Excerpted data -
▶

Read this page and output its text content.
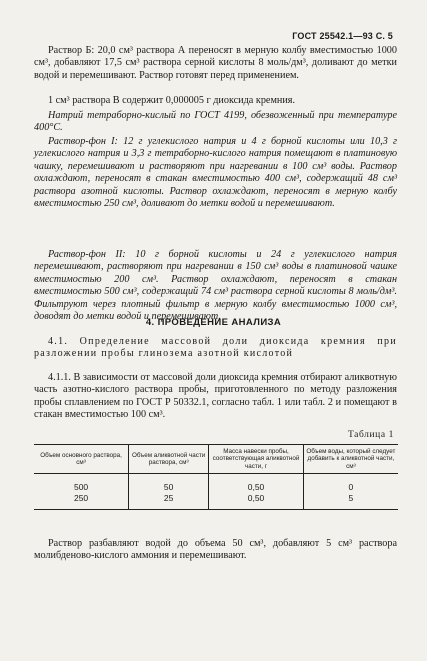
ГОСТ 25542.1—93 С. 5

Раствор Б: 20,0 см³ раствора А переносят в мерную колбу вместимостью 1000 см³, добавляют 17,5 см³ раствора серной кислоты 8 моль/дм³, доливают до метки водой и перемешивают. Раствор готовят перед применением.

1 см³ раствора В содержит 0,000005 г диоксида кремния.

Натрий тетраборно-кислый по ГОСТ 4199, обезвоженный при температуре 400°С.

Раствор-фон I: 12 г углекислого натрия и 4 г борной кислоты или 10,3 г углекислого натрия и 3,3 г тетраборно-кислого натрия помещают в платиновую чашку, перемешивают и растворяют при нагревании в 100 см³ воды. Раствор охлаждают, переносят в стакан вместимостью 400 см³, содержащий 48 см³ раствора азотной кислоты. Раствор охлаждают, переносят в мерную колбу вместимостью 250 см³, доливают до метки водой и перемешивают.

Раствор-фон II: 10 г борной кислоты и 24 г углекислого натрия перемешивают, растворяют при нагревании в 150 см³ воды в платиновой чашке вместимостью 200 см³. Раствор охлаждают, переносят в стакан вместимостью 500 см³, содержащий 74 см³ раствора серной кислоты 8 моль/дм³. Фильтруют через плотный фильтр в мерную колбу вместимостью 1000 см³, доводят до метки водой и перемешивают.

4. ПРОВЕДЕНИЕ АНАЛИЗА

4.1. Определение массовой доли диоксида кремния при разложении пробы глинозема азотной кислотой

4.1.1. В зависимости от массовой доли диоксида кремния отбирают аликвотную часть азотно-кислого раствора пробы, приготовленного по методу разложения пробы сплавлением по ГОСТ Р 50332.1, согласно табл. 1 или табл. 2 и помещают в стакан вместимостью 100 см³.

Таблица 1
Объем основного раствора, см³	Объем аликвотной части раствора, см³	Масса навески пробы, соответствующая аликвотной части, г	Объем воды, который следует добавить к аликвотной части, см³
500	50	0,50	0
250	25	0,50	5

Раствор разбавляют водой до объема 50 см³, добавляют 5 см³ раствора молибденово-кислого аммония и перемешивают.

◀

Problem statement -
Write down the number of lines where the word "моль" appears, and nothing further.

The completed task -
2